[Given data start]

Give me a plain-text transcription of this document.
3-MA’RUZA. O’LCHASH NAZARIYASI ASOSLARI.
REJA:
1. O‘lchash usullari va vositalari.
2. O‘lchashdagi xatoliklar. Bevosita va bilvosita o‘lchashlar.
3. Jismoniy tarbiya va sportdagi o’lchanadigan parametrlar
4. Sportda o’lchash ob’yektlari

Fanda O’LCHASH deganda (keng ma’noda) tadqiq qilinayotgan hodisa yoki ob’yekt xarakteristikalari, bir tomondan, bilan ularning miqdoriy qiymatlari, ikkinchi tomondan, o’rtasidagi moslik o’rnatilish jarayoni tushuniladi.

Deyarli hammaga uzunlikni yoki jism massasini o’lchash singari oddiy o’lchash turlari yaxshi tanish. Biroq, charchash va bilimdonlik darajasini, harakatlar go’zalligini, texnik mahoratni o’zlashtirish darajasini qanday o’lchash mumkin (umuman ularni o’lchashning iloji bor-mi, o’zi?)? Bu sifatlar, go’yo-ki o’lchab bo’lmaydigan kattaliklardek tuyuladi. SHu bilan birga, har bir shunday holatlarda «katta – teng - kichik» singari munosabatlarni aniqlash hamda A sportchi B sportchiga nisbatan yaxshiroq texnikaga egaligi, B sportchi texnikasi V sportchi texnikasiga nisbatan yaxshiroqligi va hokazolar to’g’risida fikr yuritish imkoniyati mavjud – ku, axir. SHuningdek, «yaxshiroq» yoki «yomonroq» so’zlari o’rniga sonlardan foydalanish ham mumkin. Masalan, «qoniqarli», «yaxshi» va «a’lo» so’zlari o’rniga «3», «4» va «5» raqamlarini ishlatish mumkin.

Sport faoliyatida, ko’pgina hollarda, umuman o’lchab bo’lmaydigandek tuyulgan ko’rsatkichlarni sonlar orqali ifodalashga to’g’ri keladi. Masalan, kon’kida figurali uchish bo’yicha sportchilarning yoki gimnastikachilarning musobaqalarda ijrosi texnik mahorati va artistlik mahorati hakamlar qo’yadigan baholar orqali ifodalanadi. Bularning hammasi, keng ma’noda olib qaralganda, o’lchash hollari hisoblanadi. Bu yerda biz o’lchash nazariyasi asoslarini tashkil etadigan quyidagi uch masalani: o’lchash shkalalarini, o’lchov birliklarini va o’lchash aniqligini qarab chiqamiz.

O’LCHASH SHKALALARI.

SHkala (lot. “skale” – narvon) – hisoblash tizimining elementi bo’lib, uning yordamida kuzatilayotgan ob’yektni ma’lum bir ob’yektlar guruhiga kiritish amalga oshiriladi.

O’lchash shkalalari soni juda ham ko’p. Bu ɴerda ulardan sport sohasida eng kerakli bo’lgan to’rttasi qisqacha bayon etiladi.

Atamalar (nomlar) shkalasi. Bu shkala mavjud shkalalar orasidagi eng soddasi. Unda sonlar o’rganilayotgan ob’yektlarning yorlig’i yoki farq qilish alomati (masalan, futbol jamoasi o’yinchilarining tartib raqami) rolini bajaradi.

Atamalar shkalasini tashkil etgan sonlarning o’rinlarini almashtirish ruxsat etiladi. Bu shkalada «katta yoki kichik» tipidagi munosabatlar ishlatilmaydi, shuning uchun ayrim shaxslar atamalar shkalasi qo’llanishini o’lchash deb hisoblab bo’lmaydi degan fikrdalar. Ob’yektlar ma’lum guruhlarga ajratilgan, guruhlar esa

[Given data end]

## Exercise details
Make an exact copy of all the data.

## Solved exercise
Give me a plain-text transcription of this document.
3-MA’RUZA. O’LCHASH NAZARIYASI ASOSLARI.
REJA:
1. O‘lchash usullari va vositalari.
2. O‘lchashdagi xatoliklar. Bevosita va bilvosita o‘lchashlar.
3. Jismoniy tarbiya va sportdagi o’lchanadigan parametrlar
4. Sportda o’lchash ob’yektlari

Fanda O’LCHASH deganda (keng ma’noda) tadqiq qilinayotgan hodisa yoki ob’yekt xarakteristikalari, bir tomondan, bilan ularning miqdoriy qiymatlari, ikkinchi tomondan, o’rtasidagi moslik o’rnatilish jarayoni tushuniladi.

Deyarli hammaga uzunlikni yoki jism massasini o’lchash singari oddiy o’lchash turlari yaxshi tanish. Biroq, charchash va bilimdonlik darajasini, harakatlar go’zalligini, texnik mahoratni o’zlashtirish darajasini qanday o’lchash mumkin (umuman ularni o’lchashning iloji bor-mi, o’zi?)? Bu sifatlar, go’yo-ki o’lchab bo’lmaydigan kattaliklardek tuyuladi. SHu bilan birga, har bir shunday holatlarda «katta – teng - kichik» singari munosabatlarni aniqlash hamda A sportchi B sportchiga nisbatan yaxshiroq texnikaga egaligi, B sportchi texnikasi V sportchi texnikasiga nisbatan yaxshiroqligi va hokazolar to’g’risida fikr yuritish imkoniyati mavjud – ku, axir. SHuningdek, «yaxshiroq» yoki «yomonroq» so’zlari o’rniga sonlardan foydalanish ham mumkin. Masalan, «qoniqarli», «yaxshi» va «a’lo» so’zlari o’rniga «3», «4» va «5» raqamlarini ishlatish mumkin.

Sport faoliyatida, ko’pgina hollarda, umuman o’lchab bo’lmaydigandek tuyulgan ko’rsatkichlarni sonlar orqali ifodalashga to’g’ri keladi. Masalan, kon’kida figurali uchish bo’yicha sportchilarning yoki gimnastikachilarning musobaqalarda ijrosi texnik mahorati va artistlik mahorati hakamlar qo’yadigan baholar orqali ifodalanadi. Bularning hammasi, keng ma’noda olib qaralganda, o’lchash hollari hisoblanadi. Bu yerda biz o’lchash nazariyasi asoslarini tashkil etadigan quyidagi uch masalani: o’lchash shkalalarini, o’lchov birliklarini va o’lchash aniqligini qarab chiqamiz.

O’LCHASH SHKALALARI.

SHkala (lot. “skale” – narvon) – hisoblash tizimining elementi bo’lib, uning yordamida kuzatilayotgan ob’yektni ma’lum bir ob’yektlar guruhiga kiritish amalga oshiriladi.

O’lchash shkalalari soni juda ham ko’p. Bu ɴerda ulardan sport sohasida eng kerakli bo’lgan to’rttasi qisqacha bayon etiladi.

Atamalar (nomlar) shkalasi. Bu shkala mavjud shkalalar orasidagi eng soddasi. Unda sonlar o’rganilayotgan ob’yektlarning yorlig’i yoki farq qilish alomati (masalan, futbol jamoasi o’yinchilarining tartib raqami) rolini bajaradi.

Atamalar shkalasini tashkil etgan sonlarning o’rinlarini almashtirish ruxsat etiladi. Bu shkalada «katta yoki kichik» tipidagi munosabatlar ishlatilmaydi, shuning uchun ayrim shaxslar atamalar shkalasi qo’llanishini o’lchash deb hisoblab bo’lmaydi degan fikrdalar. Ob’yektlar ma’lum guruhlarga ajratilgan, guruhlar esa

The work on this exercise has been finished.